** Input for this task **
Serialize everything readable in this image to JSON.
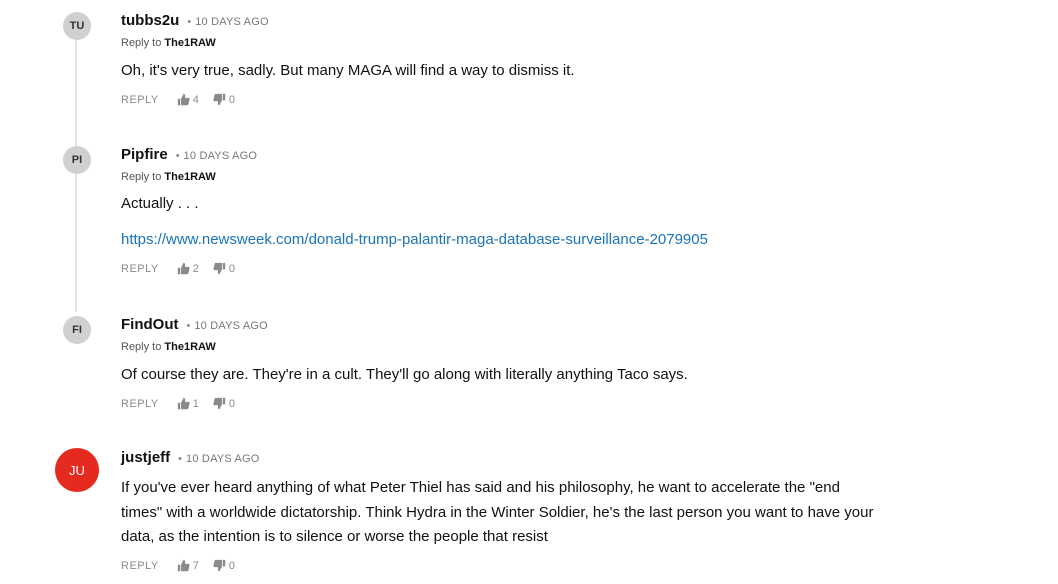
{
  "comments": [
    {
      "avatar": "TU",
      "author": "tubbs2u",
      "separator": "•",
      "time": "10 DAYS AGO",
      "reply_prefix": "Reply to",
      "reply_to": "The1RAW",
      "text": "Oh, it's very true, sadly. But many MAGA will find a way to dismiss it.",
      "reply_label": "REPLY",
      "likes": "4",
      "dislikes": "0"
    },
    {
      "avatar": "PI",
      "author": "Pipfire",
      "separator": "•",
      "time": "10 DAYS AGO",
      "reply_prefix": "Reply to",
      "reply_to": "The1RAW",
      "text": "Actually . . .",
      "link": "https://www.newsweek.com/donald-trump-palantir-maga-database-surveillance-2079905",
      "reply_label": "REPLY",
      "likes": "2",
      "dislikes": "0"
    },
    {
      "avatar": "FI",
      "author": "FindOut",
      "separator": "•",
      "time": "10 DAYS AGO",
      "reply_prefix": "Reply to",
      "reply_to": "The1RAW",
      "text": "Of course they are. They're in a cult. They'll go along with literally anything Taco says.",
      "reply_label": "REPLY",
      "likes": "1",
      "dislikes": "0"
    },
    {
      "avatar": "JU",
      "avatar_color": "#e52b1f",
      "author": "justjeff",
      "separator": "•",
      "time": "10 DAYS AGO",
      "text_lines": [
        "If you've ever heard anything of what Peter Thiel has said and his philosophy, he want to accelerate the \"end",
        "times\" with a worldwide dictatorship. Think Hydra in the Winter Soldier, he's the last person you want to have your",
        "data, as the intention is to silence or worse the people that resist"
      ],
      "reply_label": "REPLY",
      "likes": "7",
      "dislikes": "0"
    }
  ],
  "icons": {
    "like": "thumbs-up-icon",
    "dislike": "thumbs-down-icon"
  },
  "colors": {
    "link": "#1a73b8",
    "avatar_default": "#d0d0d0",
    "avatar_red": "#e52b1f"
  }
}
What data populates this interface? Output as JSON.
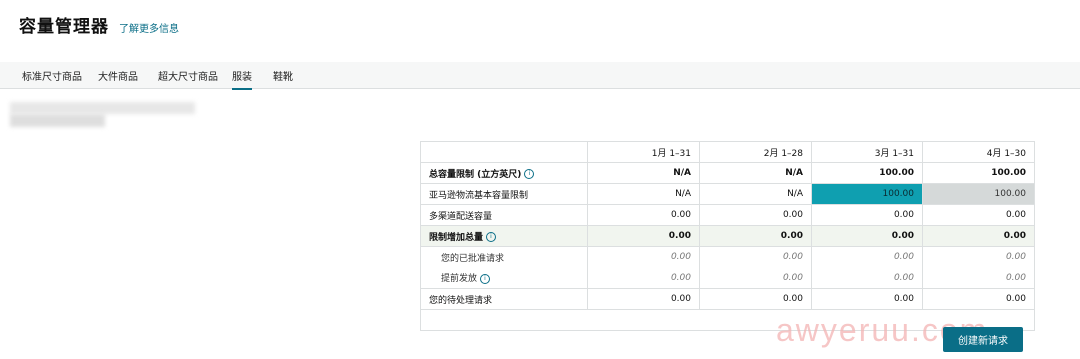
{
  "page": {
    "title": "容量管理器",
    "learn_more": "了解更多信息"
  },
  "tabs": [
    {
      "label": "标准尺寸商品",
      "active": false
    },
    {
      "label": "大件商品",
      "active": false
    },
    {
      "label": "超大尺寸商品",
      "active": false
    },
    {
      "label": "服装",
      "active": true
    },
    {
      "label": "鞋靴",
      "active": false
    }
  ],
  "table": {
    "columns": [
      "",
      "1月 1–31",
      "2月 1–28",
      "3月 1–31",
      "4月 1–30"
    ],
    "rows": [
      {
        "label": "总容量限制 (立方英尺)",
        "info": true,
        "values": [
          "N/A",
          "N/A",
          "100.00",
          "100.00"
        ]
      },
      {
        "label": "亚马逊物流基本容量限制",
        "info": false,
        "values": [
          "N/A",
          "N/A",
          "100.00",
          "100.00"
        ]
      },
      {
        "label": "多渠道配送容量",
        "info": false,
        "values": [
          "0.00",
          "0.00",
          "0.00",
          "0.00"
        ]
      },
      {
        "label": "限制增加总量",
        "info": true,
        "values": [
          "0.00",
          "0.00",
          "0.00",
          "0.00"
        ]
      },
      {
        "label": "您的已批准请求",
        "info": false,
        "values": [
          "0.00",
          "0.00",
          "0.00",
          "0.00"
        ]
      },
      {
        "label": "提前发放",
        "info": true,
        "values": [
          "0.00",
          "0.00",
          "0.00",
          "0.00"
        ]
      },
      {
        "label": "您的待处理请求",
        "info": false,
        "values": [
          "0.00",
          "0.00",
          "0.00",
          "0.00"
        ]
      }
    ]
  },
  "actions": {
    "create_request": "创建新请求"
  },
  "icons": {
    "info": "info-circle-icon"
  },
  "colors": {
    "accent": "#0a6e87",
    "highlight_teal": "#0f9fb0",
    "highlight_grey": "#d5d9d9"
  },
  "watermark": "awyeruu.com"
}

** What is expected **
Print all of the entries word for word. Omit the pictures they contain.

** Solution to this task **
Serialize everything readable in this image to JSON.
{
  "comments": [
    {
      "avatar": "TU",
      "author": "tubbs2u",
      "separator": "•",
      "time": "10 DAYS AGO",
      "reply_prefix": "Reply to",
      "reply_to": "The1RAW",
      "text": "Oh, it's very true, sadly. But many MAGA will find a way to dismiss it.",
      "reply_label": "REPLY",
      "likes": "4",
      "dislikes": "0"
    },
    {
      "avatar": "PI",
      "author": "Pipfire",
      "separator": "•",
      "time": "10 DAYS AGO",
      "reply_prefix": "Reply to",
      "reply_to": "The1RAW",
      "text": "Actually . . .",
      "link": "https://www.newsweek.com/donald-trump-palantir-maga-database-surveillance-2079905",
      "reply_label": "REPLY",
      "likes": "2",
      "dislikes": "0"
    },
    {
      "avatar": "FI",
      "author": "FindOut",
      "separator": "•",
      "time": "10 DAYS AGO",
      "reply_prefix": "Reply to",
      "reply_to": "The1RAW",
      "text": "Of course they are. They're in a cult. They'll go along with literally anything Taco says.",
      "reply_label": "REPLY",
      "likes": "1",
      "dislikes": "0"
    },
    {
      "avatar": "JU",
      "avatar_color": "#e52b1f",
      "author": "justjeff",
      "separator": "•",
      "time": "10 DAYS AGO",
      "text_lines": [
        "If you've ever heard anything of what Peter Thiel has said and his philosophy, he want to accelerate the \"end",
        "times\" with a worldwide dictatorship. Think Hydra in the Winter Soldier, he's the last person you want to have your",
        "data, as the intention is to silence or worse the people that resist"
      ],
      "reply_label": "REPLY",
      "likes": "7",
      "dislikes": "0"
    }
  ],
  "icons": {
    "like": "thumbs-up-icon",
    "dislike": "thumbs-down-icon"
  },
  "colors": {
    "link": "#1a73b8",
    "avatar_default": "#d0d0d0",
    "avatar_red": "#e52b1f"
  }
}
What data populates this interface? Output as JSON.
{
  "page": {
    "title": "容量管理器",
    "learn_more": "了解更多信息"
  },
  "tabs": [
    {
      "label": "标准尺寸商品",
      "active": false
    },
    {
      "label": "大件商品",
      "active": false
    },
    {
      "label": "超大尺寸商品",
      "active": false
    },
    {
      "label": "服装",
      "active": true
    },
    {
      "label": "鞋靴",
      "active": false
    }
  ],
  "table": {
    "columns": [
      "",
      "1月 1–31",
      "2月 1–28",
      "3月 1–31",
      "4月 1–30"
    ],
    "rows": [
      {
        "label": "总容量限制 (立方英尺)",
        "info": true,
        "values": [
          "N/A",
          "N/A",
          "100.00",
          "100.00"
        ]
      },
      {
        "label": "亚马逊物流基本容量限制",
        "info": false,
        "values": [
          "N/A",
          "N/A",
          "100.00",
          "100.00"
        ]
      },
      {
        "label": "多渠道配送容量",
        "info": false,
        "values": [
          "0.00",
          "0.00",
          "0.00",
          "0.00"
        ]
      },
      {
        "label": "限制增加总量",
        "info": true,
        "values": [
          "0.00",
          "0.00",
          "0.00",
          "0.00"
        ]
      },
      {
        "label": "您的已批准请求",
        "info": false,
        "values": [
          "0.00",
          "0.00",
          "0.00",
          "0.00"
        ]
      },
      {
        "label": "提前发放",
        "info": true,
        "values": [
          "0.00",
          "0.00",
          "0.00",
          "0.00"
        ]
      },
      {
        "label": "您的待处理请求",
        "info": false,
        "values": [
          "0.00",
          "0.00",
          "0.00",
          "0.00"
        ]
      }
    ]
  },
  "actions": {
    "create_request": "创建新请求"
  },
  "icons": {
    "info": "info-circle-icon"
  },
  "colors": {
    "accent": "#0a6e87",
    "highlight_teal": "#0f9fb0",
    "highlight_grey": "#d5d9d9"
  },
  "watermark": "awyeruu.com"
}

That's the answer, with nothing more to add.